> WHAT THIS TASK INVOLVES
Rewrite the lines below, replacing every instance of "anomaly-region" with "anomaly-area" and leaving all other text unchanged.
★ ★ ★ ★ ★
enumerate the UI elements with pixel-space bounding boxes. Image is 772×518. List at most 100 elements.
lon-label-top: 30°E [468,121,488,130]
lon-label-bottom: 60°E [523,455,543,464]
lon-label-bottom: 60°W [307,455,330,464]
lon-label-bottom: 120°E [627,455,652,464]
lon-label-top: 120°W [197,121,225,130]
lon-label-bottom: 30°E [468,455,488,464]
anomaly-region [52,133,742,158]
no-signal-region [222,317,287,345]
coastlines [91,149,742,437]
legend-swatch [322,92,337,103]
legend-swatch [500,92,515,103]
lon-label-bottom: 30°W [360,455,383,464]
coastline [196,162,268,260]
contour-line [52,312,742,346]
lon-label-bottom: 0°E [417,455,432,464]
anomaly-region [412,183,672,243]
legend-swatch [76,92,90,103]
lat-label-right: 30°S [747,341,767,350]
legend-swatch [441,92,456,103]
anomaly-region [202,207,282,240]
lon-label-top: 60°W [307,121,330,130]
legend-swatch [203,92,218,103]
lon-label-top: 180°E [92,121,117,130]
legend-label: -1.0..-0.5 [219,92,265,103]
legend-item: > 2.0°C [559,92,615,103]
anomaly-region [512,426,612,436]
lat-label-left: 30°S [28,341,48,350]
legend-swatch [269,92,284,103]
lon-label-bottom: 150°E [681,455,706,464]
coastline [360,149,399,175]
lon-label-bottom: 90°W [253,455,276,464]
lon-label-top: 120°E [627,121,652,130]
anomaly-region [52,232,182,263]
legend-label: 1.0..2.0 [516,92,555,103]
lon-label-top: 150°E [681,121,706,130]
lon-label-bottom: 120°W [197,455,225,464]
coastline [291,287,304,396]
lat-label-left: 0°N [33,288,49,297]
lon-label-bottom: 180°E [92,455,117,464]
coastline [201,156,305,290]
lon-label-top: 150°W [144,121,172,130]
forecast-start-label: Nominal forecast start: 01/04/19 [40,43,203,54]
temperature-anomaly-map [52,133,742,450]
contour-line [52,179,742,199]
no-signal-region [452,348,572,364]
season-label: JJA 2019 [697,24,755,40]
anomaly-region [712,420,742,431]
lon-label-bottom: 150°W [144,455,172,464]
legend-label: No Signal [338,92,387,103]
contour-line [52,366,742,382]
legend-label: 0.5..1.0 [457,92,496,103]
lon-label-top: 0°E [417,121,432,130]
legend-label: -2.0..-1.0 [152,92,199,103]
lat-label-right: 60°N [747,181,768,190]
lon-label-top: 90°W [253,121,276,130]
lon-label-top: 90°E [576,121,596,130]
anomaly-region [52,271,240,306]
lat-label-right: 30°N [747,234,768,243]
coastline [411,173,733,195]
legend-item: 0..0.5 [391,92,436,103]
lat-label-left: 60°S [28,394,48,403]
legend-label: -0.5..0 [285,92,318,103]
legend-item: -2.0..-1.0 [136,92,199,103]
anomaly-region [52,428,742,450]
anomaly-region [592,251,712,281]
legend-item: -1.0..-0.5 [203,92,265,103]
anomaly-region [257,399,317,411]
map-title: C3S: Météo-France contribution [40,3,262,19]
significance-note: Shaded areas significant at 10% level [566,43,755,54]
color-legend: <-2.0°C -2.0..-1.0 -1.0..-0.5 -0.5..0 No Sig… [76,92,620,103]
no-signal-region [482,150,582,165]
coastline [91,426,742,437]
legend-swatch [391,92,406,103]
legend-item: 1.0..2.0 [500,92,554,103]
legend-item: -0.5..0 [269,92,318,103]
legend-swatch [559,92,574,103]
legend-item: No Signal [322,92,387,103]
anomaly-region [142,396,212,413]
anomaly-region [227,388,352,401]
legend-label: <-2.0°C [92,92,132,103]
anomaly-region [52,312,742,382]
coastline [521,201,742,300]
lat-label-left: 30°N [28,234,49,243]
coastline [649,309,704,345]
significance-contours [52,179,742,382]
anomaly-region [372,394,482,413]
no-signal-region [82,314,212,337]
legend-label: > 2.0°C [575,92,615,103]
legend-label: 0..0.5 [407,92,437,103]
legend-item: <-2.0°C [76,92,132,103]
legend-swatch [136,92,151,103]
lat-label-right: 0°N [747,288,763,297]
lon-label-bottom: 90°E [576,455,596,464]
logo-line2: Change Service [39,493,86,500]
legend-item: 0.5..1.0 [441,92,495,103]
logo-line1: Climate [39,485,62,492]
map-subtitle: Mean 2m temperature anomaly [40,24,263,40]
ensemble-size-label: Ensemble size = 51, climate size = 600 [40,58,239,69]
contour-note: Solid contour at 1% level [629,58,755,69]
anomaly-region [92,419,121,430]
★ ★ ★ ★ ★
> TASK SOLUTION
enumerate the UI elements with pixel-space bounding boxes. Image is 772×518. List at most 100 elements.
lon-label-top: 30°E [468,121,488,130]
lon-label-bottom: 60°E [523,455,543,464]
lon-label-bottom: 60°W [307,455,330,464]
lon-label-bottom: 120°E [627,455,652,464]
lon-label-top: 120°W [197,121,225,130]
lon-label-bottom: 30°E [468,455,488,464]
anomaly-area [52,133,742,158]
no-signal-region [222,317,287,345]
coastlines [91,149,742,437]
legend-swatch [322,92,337,103]
legend-swatch [500,92,515,103]
lon-label-bottom: 30°W [360,455,383,464]
coastline [196,162,268,260]
contour-line [52,312,742,346]
lon-label-bottom: 0°E [417,455,432,464]
anomaly-area [412,183,672,243]
legend-swatch [76,92,90,103]
lat-label-right: 30°S [747,341,767,350]
legend-swatch [441,92,456,103]
anomaly-area [202,207,282,240]
lon-label-top: 60°W [307,121,330,130]
legend-swatch [203,92,218,103]
lon-label-top: 180°E [92,121,117,130]
legend-label: -1.0..-0.5 [219,92,265,103]
legend-item: > 2.0°C [559,92,615,103]
anomaly-area [512,426,612,436]
lat-label-left: 30°S [28,341,48,350]
legend-swatch [269,92,284,103]
lon-label-bottom: 150°E [681,455,706,464]
coastline [360,149,399,175]
lon-label-bottom: 90°W [253,455,276,464]
lon-label-top: 120°E [627,121,652,130]
anomaly-area [52,232,182,263]
legend-label: 1.0..2.0 [516,92,555,103]
lon-label-top: 150°E [681,121,706,130]
lon-label-bottom: 120°W [197,455,225,464]
coastline [291,287,304,396]
lat-label-left: 0°N [33,288,49,297]
lon-label-bottom: 180°E [92,455,117,464]
coastline [201,156,305,290]
lon-label-top: 150°W [144,121,172,130]
forecast-start-label: Nominal forecast start: 01/04/19 [40,43,203,54]
temperature-anomaly-map [52,133,742,450]
contour-line [52,179,742,199]
no-signal-region [452,348,572,364]
season-label: JJA 2019 [697,24,755,40]
anomaly-area [712,420,742,431]
lon-label-bottom: 150°W [144,455,172,464]
legend-label: No Signal [338,92,387,103]
contour-line [52,366,742,382]
legend-label: 0.5..1.0 [457,92,496,103]
lon-label-top: 0°E [417,121,432,130]
legend-label: -2.0..-1.0 [152,92,199,103]
lat-label-right: 60°N [747,181,768,190]
lon-label-top: 90°W [253,121,276,130]
lon-label-top: 90°E [576,121,596,130]
anomaly-area [52,271,240,306]
lat-label-right: 30°N [747,234,768,243]
coastline [411,173,733,195]
legend-item: 0..0.5 [391,92,436,103]
lat-label-left: 60°S [28,394,48,403]
legend-label: -0.5..0 [285,92,318,103]
legend-item: -2.0..-1.0 [136,92,199,103]
anomaly-area [52,428,742,450]
anomaly-area [592,251,712,281]
legend-item: -1.0..-0.5 [203,92,265,103]
anomaly-area [257,399,317,411]
map-title: C3S: Météo-France contribution [40,3,262,19]
significance-note: Shaded areas significant at 10% level [566,43,755,54]
color-legend: <-2.0°C -2.0..-1.0 -1.0..-0.5 -0.5..0 No Sig… [76,92,620,103]
no-signal-region [482,150,582,165]
coastline [91,426,742,437]
legend-swatch [391,92,406,103]
legend-item: 1.0..2.0 [500,92,554,103]
legend-item: -0.5..0 [269,92,318,103]
legend-swatch [559,92,574,103]
legend-item: No Signal [322,92,387,103]
anomaly-area [142,396,212,413]
anomaly-area [227,388,352,401]
legend-label: <-2.0°C [92,92,132,103]
anomaly-area [52,312,742,382]
coastline [521,201,742,300]
lat-label-left: 30°N [28,234,49,243]
coastline [649,309,704,345]
significance-contours [52,179,742,382]
anomaly-area [372,394,482,413]
no-signal-region [82,314,212,337]
legend-label: > 2.0°C [575,92,615,103]
legend-label: 0..0.5 [407,92,437,103]
legend-item: <-2.0°C [76,92,132,103]
legend-swatch [136,92,151,103]
lat-label-right: 0°N [747,288,763,297]
lon-label-bottom: 90°E [576,455,596,464]
logo-line2: Change Service [39,493,86,500]
legend-item: 0.5..1.0 [441,92,495,103]
logo-line1: Climate [39,485,62,492]
map-subtitle: Mean 2m temperature anomaly [40,24,263,40]
ensemble-size-label: Ensemble size = 51, climate size = 600 [40,58,239,69]
contour-note: Solid contour at 1% level [629,58,755,69]
anomaly-area [92,419,121,430]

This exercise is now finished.